_Exercise directions_
Report every line in the listing that contains the string "JSON".

***** Dataset extract

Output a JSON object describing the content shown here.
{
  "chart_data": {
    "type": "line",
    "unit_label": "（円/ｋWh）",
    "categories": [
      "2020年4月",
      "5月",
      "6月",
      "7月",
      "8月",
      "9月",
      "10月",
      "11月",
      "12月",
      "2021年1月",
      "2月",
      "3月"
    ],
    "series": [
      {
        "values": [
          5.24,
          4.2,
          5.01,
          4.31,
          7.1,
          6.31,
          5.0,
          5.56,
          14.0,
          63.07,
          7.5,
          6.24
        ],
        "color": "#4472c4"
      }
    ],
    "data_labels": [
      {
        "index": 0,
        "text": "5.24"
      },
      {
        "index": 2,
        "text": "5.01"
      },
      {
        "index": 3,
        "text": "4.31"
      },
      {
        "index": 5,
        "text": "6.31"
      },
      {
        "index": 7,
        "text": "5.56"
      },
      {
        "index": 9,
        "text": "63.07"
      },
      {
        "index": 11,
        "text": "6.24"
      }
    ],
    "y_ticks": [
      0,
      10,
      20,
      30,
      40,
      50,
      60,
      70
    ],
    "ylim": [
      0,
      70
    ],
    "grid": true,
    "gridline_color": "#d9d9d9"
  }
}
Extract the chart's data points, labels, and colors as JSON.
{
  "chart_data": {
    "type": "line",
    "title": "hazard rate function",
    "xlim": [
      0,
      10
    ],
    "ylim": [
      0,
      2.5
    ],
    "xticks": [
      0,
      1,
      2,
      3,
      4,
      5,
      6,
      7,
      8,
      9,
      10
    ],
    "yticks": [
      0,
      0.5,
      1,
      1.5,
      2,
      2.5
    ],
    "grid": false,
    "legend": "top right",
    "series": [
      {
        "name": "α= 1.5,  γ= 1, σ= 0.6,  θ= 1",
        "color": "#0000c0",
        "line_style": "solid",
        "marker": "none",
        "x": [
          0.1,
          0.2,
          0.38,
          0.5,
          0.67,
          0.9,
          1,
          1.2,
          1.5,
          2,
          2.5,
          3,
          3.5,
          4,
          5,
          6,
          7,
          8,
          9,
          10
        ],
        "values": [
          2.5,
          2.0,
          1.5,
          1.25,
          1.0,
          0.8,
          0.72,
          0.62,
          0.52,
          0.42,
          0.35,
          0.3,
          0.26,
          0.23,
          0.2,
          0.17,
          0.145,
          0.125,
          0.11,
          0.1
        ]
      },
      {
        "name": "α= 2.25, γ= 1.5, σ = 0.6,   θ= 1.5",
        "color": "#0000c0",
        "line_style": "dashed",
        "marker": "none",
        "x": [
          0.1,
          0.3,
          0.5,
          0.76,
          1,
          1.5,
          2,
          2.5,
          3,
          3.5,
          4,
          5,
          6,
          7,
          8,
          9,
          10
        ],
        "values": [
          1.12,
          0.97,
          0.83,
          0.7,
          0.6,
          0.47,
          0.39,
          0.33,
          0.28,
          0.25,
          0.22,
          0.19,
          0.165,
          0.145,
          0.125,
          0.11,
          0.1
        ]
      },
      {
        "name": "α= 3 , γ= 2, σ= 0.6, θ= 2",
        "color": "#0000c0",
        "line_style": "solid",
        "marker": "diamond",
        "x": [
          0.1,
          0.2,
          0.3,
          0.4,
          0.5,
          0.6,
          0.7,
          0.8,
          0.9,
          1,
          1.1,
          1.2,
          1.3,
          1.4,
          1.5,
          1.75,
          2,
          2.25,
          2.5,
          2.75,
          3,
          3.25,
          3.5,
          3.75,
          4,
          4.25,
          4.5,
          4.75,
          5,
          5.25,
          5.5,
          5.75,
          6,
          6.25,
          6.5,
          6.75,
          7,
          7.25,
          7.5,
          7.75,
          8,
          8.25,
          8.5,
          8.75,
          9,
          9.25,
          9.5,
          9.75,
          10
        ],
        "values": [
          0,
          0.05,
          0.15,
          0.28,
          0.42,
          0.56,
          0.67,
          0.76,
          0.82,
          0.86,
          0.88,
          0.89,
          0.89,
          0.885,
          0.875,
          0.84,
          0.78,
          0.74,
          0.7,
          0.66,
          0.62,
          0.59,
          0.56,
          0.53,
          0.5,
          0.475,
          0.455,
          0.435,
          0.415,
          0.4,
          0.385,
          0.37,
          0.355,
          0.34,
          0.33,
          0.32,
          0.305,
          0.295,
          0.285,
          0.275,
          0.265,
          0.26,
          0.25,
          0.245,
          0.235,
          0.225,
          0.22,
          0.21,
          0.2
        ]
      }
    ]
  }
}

**********

_Written solution_
Output a JSON object describing the content shown here.
Extract the chart's data points, labels, and colors as JSON.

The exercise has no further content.